Exercise directions. Reproduce the lines below from the one that contains "What text is on this page?" through the end, inclusive, and add nothing.
***** Exercise material *****
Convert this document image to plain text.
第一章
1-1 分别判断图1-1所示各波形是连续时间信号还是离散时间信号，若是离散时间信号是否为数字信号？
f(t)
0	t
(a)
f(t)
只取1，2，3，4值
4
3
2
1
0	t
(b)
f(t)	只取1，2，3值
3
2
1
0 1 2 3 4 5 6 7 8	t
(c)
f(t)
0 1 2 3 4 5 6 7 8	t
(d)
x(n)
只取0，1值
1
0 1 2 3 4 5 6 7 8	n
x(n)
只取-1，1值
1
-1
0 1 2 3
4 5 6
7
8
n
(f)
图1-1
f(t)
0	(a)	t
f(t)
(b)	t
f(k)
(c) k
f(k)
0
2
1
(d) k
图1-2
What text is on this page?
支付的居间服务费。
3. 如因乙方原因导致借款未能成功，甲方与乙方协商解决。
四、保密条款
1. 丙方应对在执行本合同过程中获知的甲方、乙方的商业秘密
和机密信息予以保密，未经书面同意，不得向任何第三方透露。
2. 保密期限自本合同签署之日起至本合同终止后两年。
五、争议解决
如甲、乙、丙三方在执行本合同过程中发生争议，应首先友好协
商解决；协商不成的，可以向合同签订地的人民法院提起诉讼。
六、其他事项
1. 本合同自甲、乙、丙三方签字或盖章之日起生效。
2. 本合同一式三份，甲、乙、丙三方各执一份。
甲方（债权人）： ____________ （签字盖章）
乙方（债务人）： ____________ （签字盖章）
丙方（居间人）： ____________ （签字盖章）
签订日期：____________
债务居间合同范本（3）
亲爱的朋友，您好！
*****
Solved exercise.
What text is on this page?
支付的居间服务费。
3. 如因乙方原因导致借款未能成功，甲方与乙方协商解决。
四、保密条款
1. 丙方应对在执行本合同过程中获知的甲方、乙方的商业秘密
和机密信息予以保密，未经书面同意，不得向任何第三方透露。
2. 保密期限自本合同签署之日起至本合同终止后两年。
五、争议解决
如甲、乙、丙三方在执行本合同过程中发生争议，应首先友好协
商解决；协商不成的，可以向合同签订地的人民法院提起诉讼。
六、其他事项
1. 本合同自甲、乙、丙三方签字或盖章之日起生效。
2. 本合同一式三份，甲、乙、丙三方各执一份。
甲方（债权人）： ____________ （签字盖章）
乙方（债务人）： ____________ （签字盖章）
丙方（居间人）： ____________ （签字盖章）
签订日期：____________
债务居间合同范本（3）
亲爱的朋友，您好！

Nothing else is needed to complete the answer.